- _TASK OBJECTIVE_: From the records below, extract all the text exactly and leave the images behind.

Lines of data:

──────

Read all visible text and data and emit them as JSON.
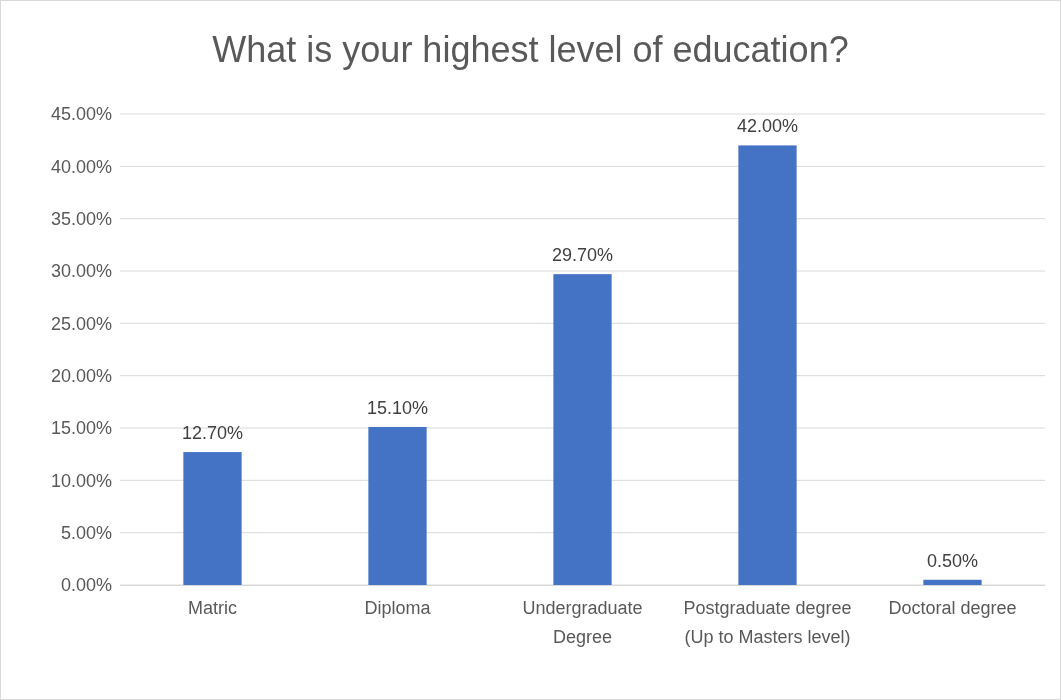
{
  "chart_data": {
    "type": "bar",
    "title": "What is your highest level of education?",
    "categories": [
      "Matric",
      "Diploma",
      "Undergraduate Degree",
      "Postgraduate degree (Up to Masters level)",
      "Doctoral degree"
    ],
    "values": [
      12.7,
      15.1,
      29.7,
      42.0,
      0.5
    ],
    "value_labels": [
      "12.70%",
      "15.10%",
      "29.70%",
      "42.00%",
      "0.50%"
    ],
    "color": "#4472c4",
    "ylim": [
      0,
      45
    ],
    "yticks": [
      {
        "value": 0,
        "label": "0.00%"
      },
      {
        "value": 5,
        "label": "5.00%"
      },
      {
        "value": 10,
        "label": "10.00%"
      },
      {
        "value": 15,
        "label": "15.00%"
      },
      {
        "value": 20,
        "label": "20.00%"
      },
      {
        "value": 25,
        "label": "25.00%"
      },
      {
        "value": 30,
        "label": "30.00%"
      },
      {
        "value": 35,
        "label": "35.00%"
      },
      {
        "value": 40,
        "label": "40.00%"
      },
      {
        "value": 45,
        "label": "45.00%"
      }
    ],
    "grid": "y"
  }
}
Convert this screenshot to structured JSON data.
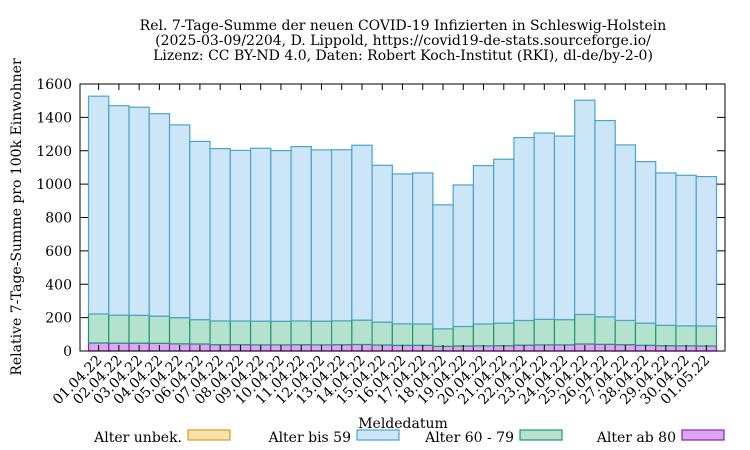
{
  "chart_data": {
    "type": "bar",
    "stacked": true,
    "title": [
      "Rel. 7-Tage-Summe der neuen COVID-19 Infizierten in Schleswig-Holstein",
      "(2025-03-09/2204, D. Lippold, https://covid19-de-stats.sourceforge.io/",
      "Lizenz: CC BY-ND 4.0, Daten: Robert Koch-Institut (RKI), dl-de/by-2-0)"
    ],
    "xlabel": "Meldedatum",
    "ylabel": "Relative 7-Tage-Summe pro 100k Einwohner",
    "ylim": [
      0,
      1600
    ],
    "yticks": [
      0,
      200,
      400,
      600,
      800,
      1000,
      1200,
      1400,
      1600
    ],
    "grid": false,
    "legend_position": "bottom",
    "categories": [
      "01.04.22",
      "02.04.22",
      "03.04.22",
      "04.04.22",
      "05.04.22",
      "06.04.22",
      "07.04.22",
      "08.04.22",
      "09.04.22",
      "10.04.22",
      "11.04.22",
      "12.04.22",
      "13.04.22",
      "14.04.22",
      "15.04.22",
      "16.04.22",
      "17.04.22",
      "18.04.22",
      "19.04.22",
      "20.04.22",
      "21.04.22",
      "22.04.22",
      "23.04.22",
      "24.04.22",
      "25.04.22",
      "26.04.22",
      "27.04.22",
      "28.04.22",
      "29.04.22",
      "30.04.22",
      "01.05.22"
    ],
    "series": [
      {
        "name": "Alter ab 80",
        "fill": "#dda6f2",
        "stroke": "#8a1fb4",
        "values": [
          48,
          47,
          47,
          46,
          43,
          42,
          38,
          38,
          37,
          37,
          38,
          37,
          38,
          39,
          36,
          34,
          34,
          28,
          30,
          31,
          32,
          35,
          37,
          37,
          42,
          40,
          38,
          34,
          32,
          31,
          30
        ]
      },
      {
        "name": "Alter 60 - 79",
        "fill": "#b5e2cf",
        "stroke": "#1e9a6a",
        "values": [
          174,
          168,
          167,
          163,
          157,
          146,
          142,
          142,
          142,
          141,
          142,
          142,
          143,
          146,
          137,
          129,
          128,
          105,
          117,
          131,
          135,
          148,
          153,
          151,
          177,
          165,
          145,
          133,
          122,
          120,
          120
        ]
      },
      {
        "name": "Alter bis 59",
        "fill": "#cce6f8",
        "stroke": "#4aa3d0",
        "values": [
          1305,
          1255,
          1247,
          1213,
          1155,
          1068,
          1033,
          1022,
          1036,
          1023,
          1045,
          1026,
          1025,
          1048,
          940,
          898,
          905,
          743,
          848,
          949,
          982,
          1096,
          1116,
          1100,
          1284,
          1176,
          1052,
          968,
          913,
          902,
          895
        ]
      },
      {
        "name": "Alter unbek.",
        "fill": "#fbe0a8",
        "stroke": "#d39b27",
        "values": [
          0,
          0,
          0,
          0,
          0,
          0,
          0,
          0,
          0,
          0,
          0,
          0,
          0,
          0,
          0,
          0,
          0,
          0,
          0,
          0,
          0,
          0,
          0,
          0,
          0,
          0,
          0,
          0,
          0,
          0,
          0
        ]
      }
    ],
    "legend_order": [
      "Alter unbek.",
      "Alter bis 59",
      "Alter 60 - 79",
      "Alter ab 80"
    ]
  }
}
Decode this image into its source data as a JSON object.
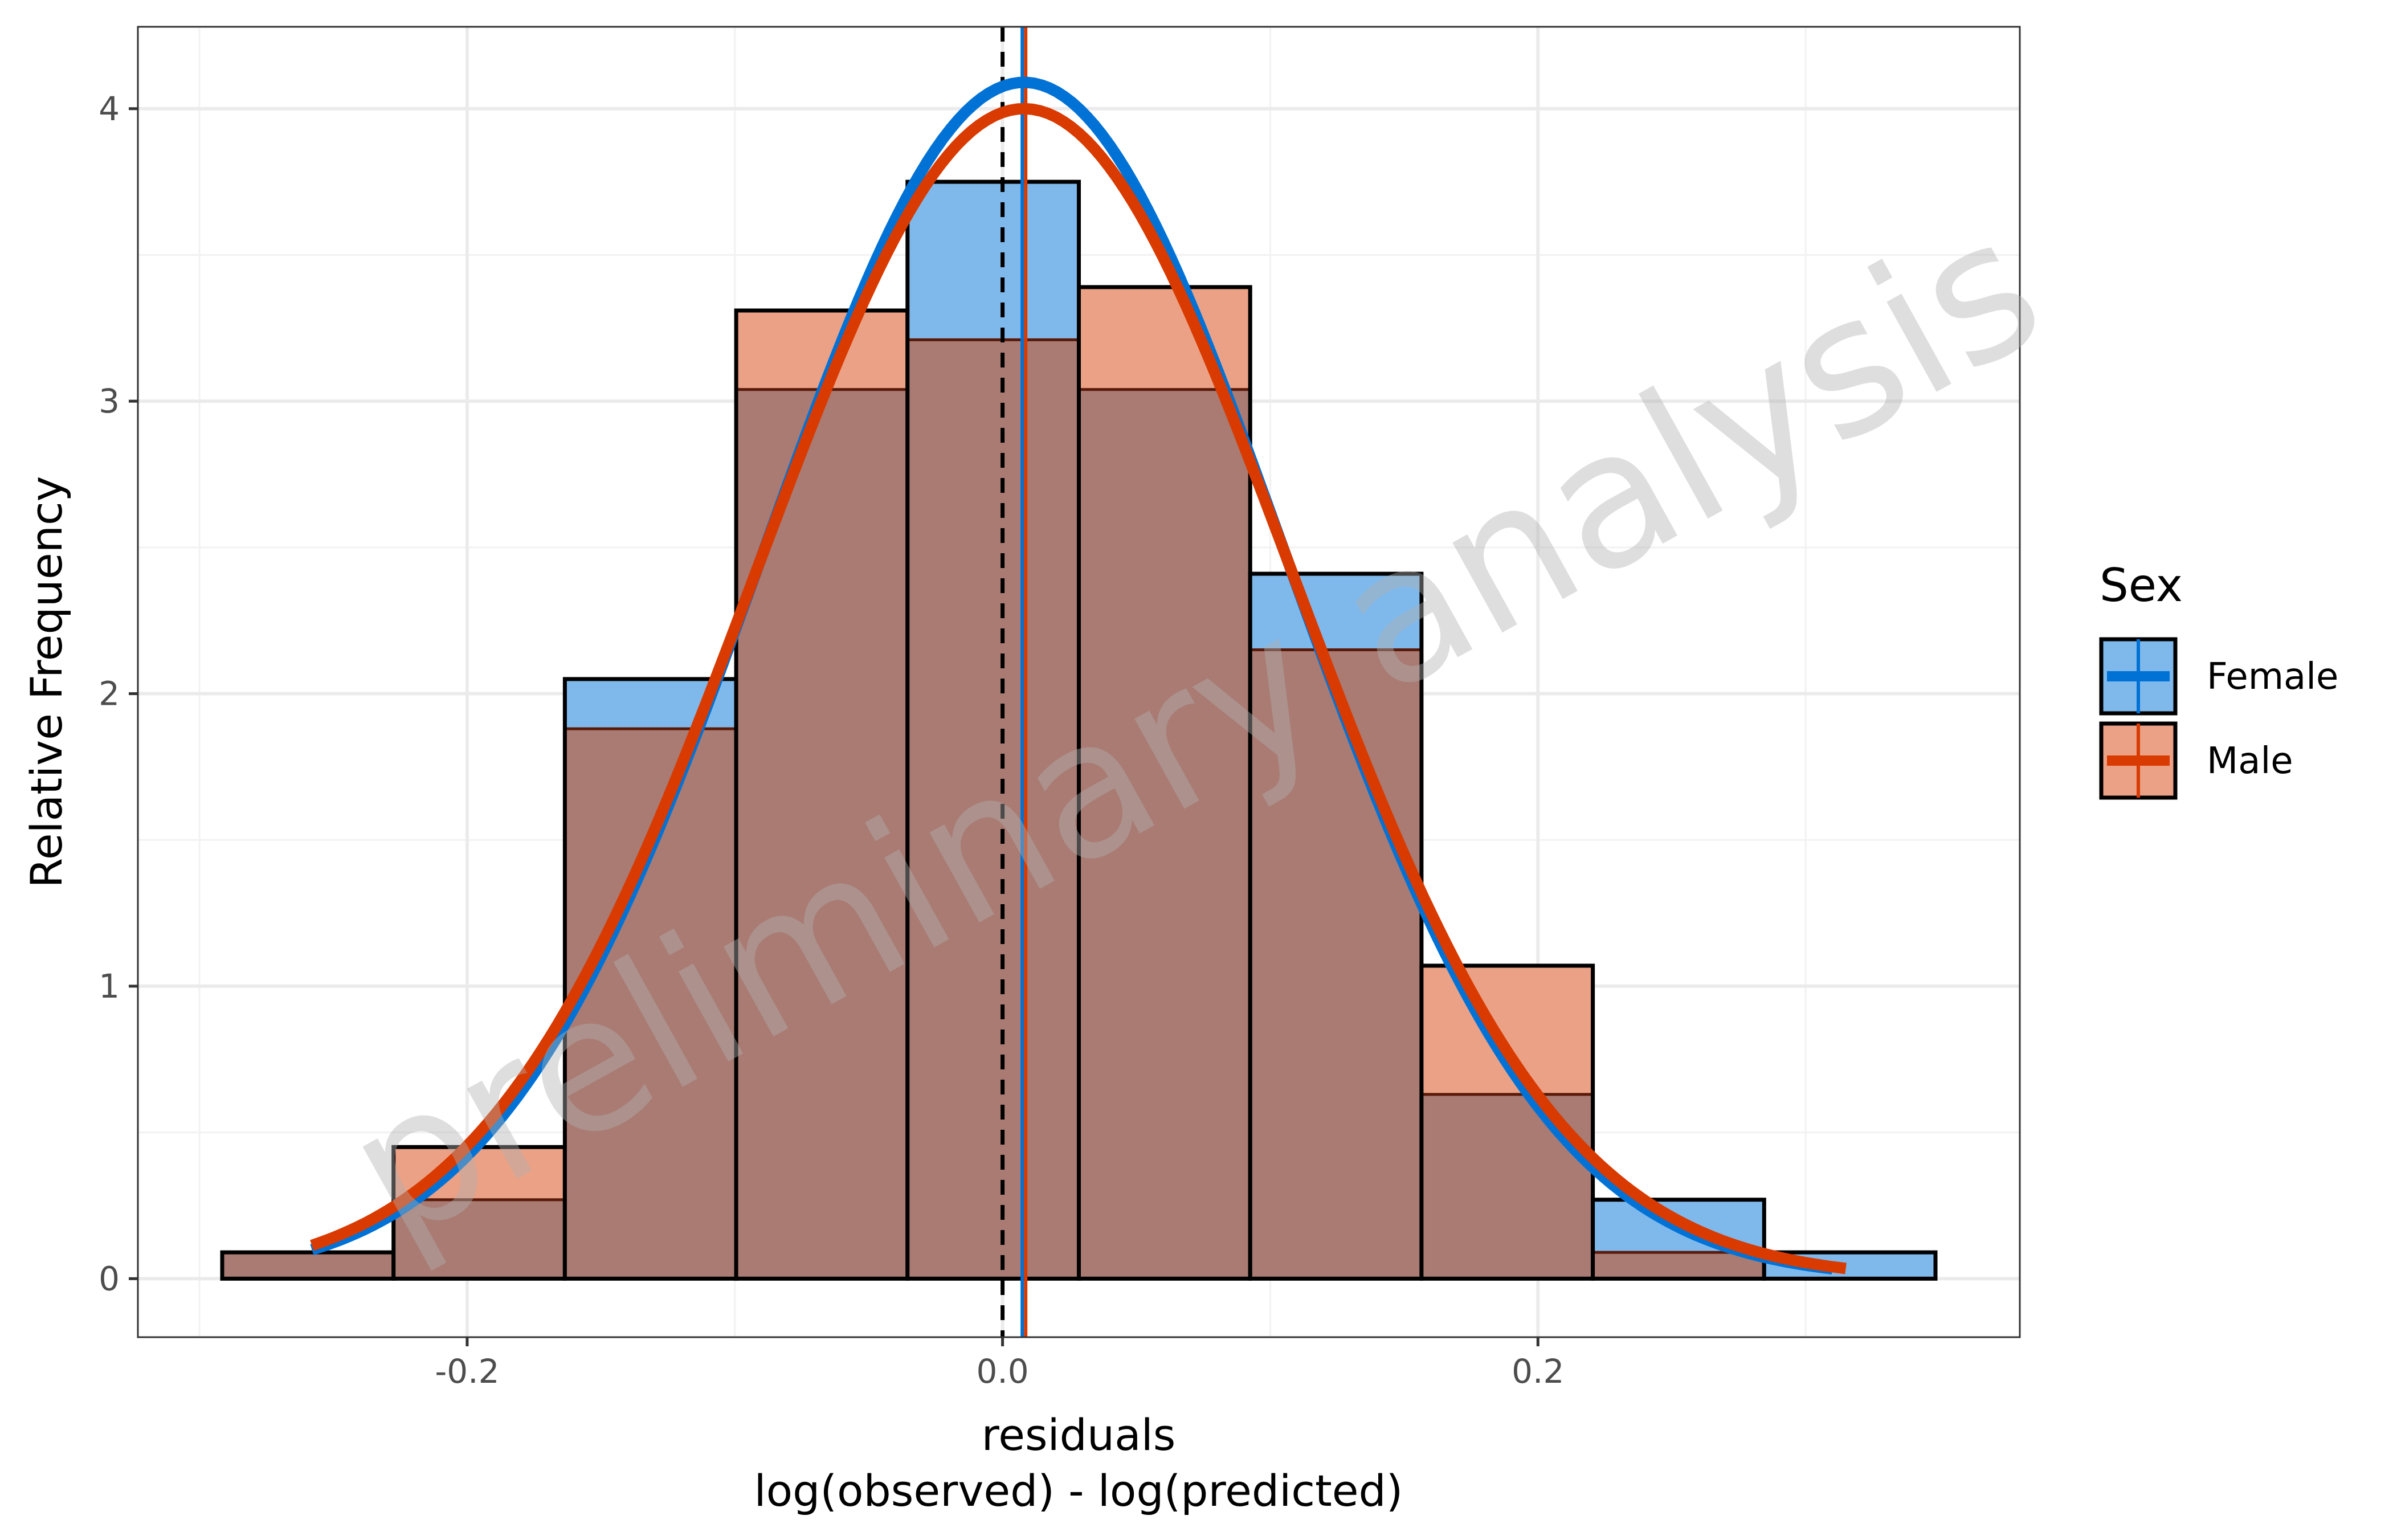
{
  "chart_data": {
    "type": "histogram",
    "xlabel": "residuals",
    "xlabel_line2": "log(observed) - log(predicted)",
    "ylabel": "Relative Frequency",
    "xlim": [
      -0.323,
      0.38
    ],
    "ylim": [
      -0.2,
      4.28
    ],
    "x_ticks": [
      -0.2,
      0.0,
      0.2
    ],
    "x_tick_labels": [
      "-0.2",
      "0.0",
      "0.2"
    ],
    "y_ticks": [
      0,
      1,
      2,
      3,
      4
    ],
    "y_tick_labels": [
      "0",
      "1",
      "2",
      "3",
      "4"
    ],
    "grid": true,
    "legend": {
      "title": "Sex",
      "position": "right"
    },
    "bin_edges": [
      -0.2915,
      -0.2275,
      -0.1635,
      -0.0995,
      -0.0355,
      0.0285,
      0.0925,
      0.1565,
      0.2205,
      0.2845,
      0.3485
    ],
    "series": [
      {
        "name": "Female",
        "color": "#0072D6",
        "fill": "#7FB9EB",
        "values": [
          0.09,
          0.27,
          2.05,
          3.04,
          3.75,
          3.04,
          2.41,
          0.63,
          0.27,
          0.09
        ],
        "mean": 0.008,
        "sd": 0.0975,
        "curve_peak": 4.09,
        "curve_x_range": [
          -0.258,
          0.31
        ]
      },
      {
        "name": "Male",
        "color": "#D93A00",
        "fill": "#EBA185",
        "values": [
          0.09,
          0.45,
          1.88,
          3.31,
          3.21,
          3.39,
          2.15,
          1.07,
          0.09,
          0.0
        ],
        "mean": 0.008,
        "sd": 0.0997,
        "curve_peak": 4.0,
        "curve_x_range": [
          -0.258,
          0.315
        ]
      }
    ],
    "reference_lines": [
      {
        "x": 0.0,
        "style": "dashed",
        "color": "#000000"
      },
      {
        "x": 0.008,
        "style": "solid",
        "color": "#0072D6"
      },
      {
        "x": 0.008,
        "style": "solid",
        "color": "#D93A00"
      }
    ],
    "overlap_color": "#A97B73",
    "watermark": "preliminary analysis"
  }
}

──────

- _REPLY TO THE EXERCISE_:
Read all visible text and data and emit them as JSON.
{
  "chart_data": {
    "type": "bar",
    "title": "What is your highest level of education?",
    "categories": [
      "Matric",
      "Diploma",
      "Undergraduate Degree",
      "Postgraduate degree (Up to Masters level)",
      "Doctoral degree"
    ],
    "values": [
      12.7,
      15.1,
      29.7,
      42.0,
      0.5
    ],
    "value_labels": [
      "12.70%",
      "15.10%",
      "29.70%",
      "42.00%",
      "0.50%"
    ],
    "color": "#4472c4",
    "ylim": [
      0,
      45
    ],
    "yticks": [
      {
        "value": 0,
        "label": "0.00%"
      },
      {
        "value": 5,
        "label": "5.00%"
      },
      {
        "value": 10,
        "label": "10.00%"
      },
      {
        "value": 15,
        "label": "15.00%"
      },
      {
        "value": 20,
        "label": "20.00%"
      },
      {
        "value": 25,
        "label": "25.00%"
      },
      {
        "value": 30,
        "label": "30.00%"
      },
      {
        "value": 35,
        "label": "35.00%"
      },
      {
        "value": 40,
        "label": "40.00%"
      },
      {
        "value": 45,
        "label": "45.00%"
      }
    ],
    "grid": "y"
  }
}
Convert this screenshot to structured JSON data.
{
  "chart_data": {
    "type": "bar",
    "stacked": true,
    "title": [
      "Rel. 7-Tage-Summe der neuen COVID-19 Infizierten in Schleswig-Holstein",
      "(2025-03-09/2204, D. Lippold, https://covid19-de-stats.sourceforge.io/",
      "Lizenz: CC BY-ND 4.0, Daten: Robert Koch-Institut (RKI), dl-de/by-2-0)"
    ],
    "xlabel": "Meldedatum",
    "ylabel": "Relative 7-Tage-Summe pro 100k Einwohner",
    "ylim": [
      0,
      1600
    ],
    "yticks": [
      0,
      200,
      400,
      600,
      800,
      1000,
      1200,
      1400,
      1600
    ],
    "grid": false,
    "legend_position": "bottom",
    "categories": [
      "01.04.22",
      "02.04.22",
      "03.04.22",
      "04.04.22",
      "05.04.22",
      "06.04.22",
      "07.04.22",
      "08.04.22",
      "09.04.22",
      "10.04.22",
      "11.04.22",
      "12.04.22",
      "13.04.22",
      "14.04.22",
      "15.04.22",
      "16.04.22",
      "17.04.22",
      "18.04.22",
      "19.04.22",
      "20.04.22",
      "21.04.22",
      "22.04.22",
      "23.04.22",
      "24.04.22",
      "25.04.22",
      "26.04.22",
      "27.04.22",
      "28.04.22",
      "29.04.22",
      "30.04.22",
      "01.05.22"
    ],
    "series": [
      {
        "name": "Alter ab 80",
        "fill": "#dda6f2",
        "stroke": "#8a1fb4",
        "values": [
          48,
          47,
          47,
          46,
          43,
          42,
          38,
          38,
          37,
          37,
          38,
          37,
          38,
          39,
          36,
          34,
          34,
          28,
          30,
          31,
          32,
          35,
          37,
          37,
          42,
          40,
          38,
          34,
          32,
          31,
          30
        ]
      },
      {
        "name": "Alter 60 - 79",
        "fill": "#b5e2cf",
        "stroke": "#1e9a6a",
        "values": [
          174,
          168,
          167,
          163,
          157,
          146,
          142,
          142,
          142,
          141,
          142,
          142,
          143,
          146,
          137,
          129,
          128,
          105,
          117,
          131,
          135,
          148,
          153,
          151,
          177,
          165,
          145,
          133,
          122,
          120,
          120
        ]
      },
      {
        "name": "Alter bis 59",
        "fill": "#cce6f8",
        "stroke": "#4aa3d0",
        "values": [
          1305,
          1255,
          1247,
          1213,
          1155,
          1068,
          1033,
          1022,
          1036,
          1023,
          1045,
          1026,
          1025,
          1048,
          940,
          898,
          905,
          743,
          848,
          949,
          982,
          1096,
          1116,
          1100,
          1284,
          1176,
          1052,
          968,
          913,
          902,
          895
        ]
      },
      {
        "name": "Alter unbek.",
        "fill": "#fbe0a8",
        "stroke": "#d39b27",
        "values": [
          0,
          0,
          0,
          0,
          0,
          0,
          0,
          0,
          0,
          0,
          0,
          0,
          0,
          0,
          0,
          0,
          0,
          0,
          0,
          0,
          0,
          0,
          0,
          0,
          0,
          0,
          0,
          0,
          0,
          0,
          0
        ]
      }
    ],
    "legend_order": [
      "Alter unbek.",
      "Alter bis 59",
      "Alter 60 - 79",
      "Alter ab 80"
    ]
  }
}
Decode this image into its source data as a JSON object.
{
  "chart_data": {
    "type": "histogram",
    "xlabel": "residuals",
    "xlabel_line2": "log(observed) - log(predicted)",
    "ylabel": "Relative Frequency",
    "xlim": [
      -0.323,
      0.38
    ],
    "ylim": [
      -0.2,
      4.28
    ],
    "x_ticks": [
      -0.2,
      0.0,
      0.2
    ],
    "x_tick_labels": [
      "-0.2",
      "0.0",
      "0.2"
    ],
    "y_ticks": [
      0,
      1,
      2,
      3,
      4
    ],
    "y_tick_labels": [
      "0",
      "1",
      "2",
      "3",
      "4"
    ],
    "grid": true,
    "legend": {
      "title": "Sex",
      "position": "right"
    },
    "bin_edges": [
      -0.2915,
      -0.2275,
      -0.1635,
      -0.0995,
      -0.0355,
      0.0285,
      0.0925,
      0.1565,
      0.2205,
      0.2845,
      0.3485
    ],
    "series": [
      {
        "name": "Female",
        "color": "#0072D6",
        "fill": "#7FB9EB",
        "values": [
          0.09,
          0.27,
          2.05,
          3.04,
          3.75,
          3.04,
          2.41,
          0.63,
          0.27,
          0.09
        ],
        "mean": 0.008,
        "sd": 0.0975,
        "curve_peak": 4.09,
        "curve_x_range": [
          -0.258,
          0.31
        ]
      },
      {
        "name": "Male",
        "color": "#D93A00",
        "fill": "#EBA185",
        "values": [
          0.09,
          0.45,
          1.88,
          3.31,
          3.21,
          3.39,
          2.15,
          1.07,
          0.09,
          0.0
        ],
        "mean": 0.008,
        "sd": 0.0997,
        "curve_peak": 4.0,
        "curve_x_range": [
          -0.258,
          0.315
        ]
      }
    ],
    "reference_lines": [
      {
        "x": 0.0,
        "style": "dashed",
        "color": "#000000"
      },
      {
        "x": 0.008,
        "style": "solid",
        "color": "#0072D6"
      },
      {
        "x": 0.008,
        "style": "solid",
        "color": "#D93A00"
      }
    ],
    "overlap_color": "#A97B73",
    "watermark": "preliminary analysis"
  }
}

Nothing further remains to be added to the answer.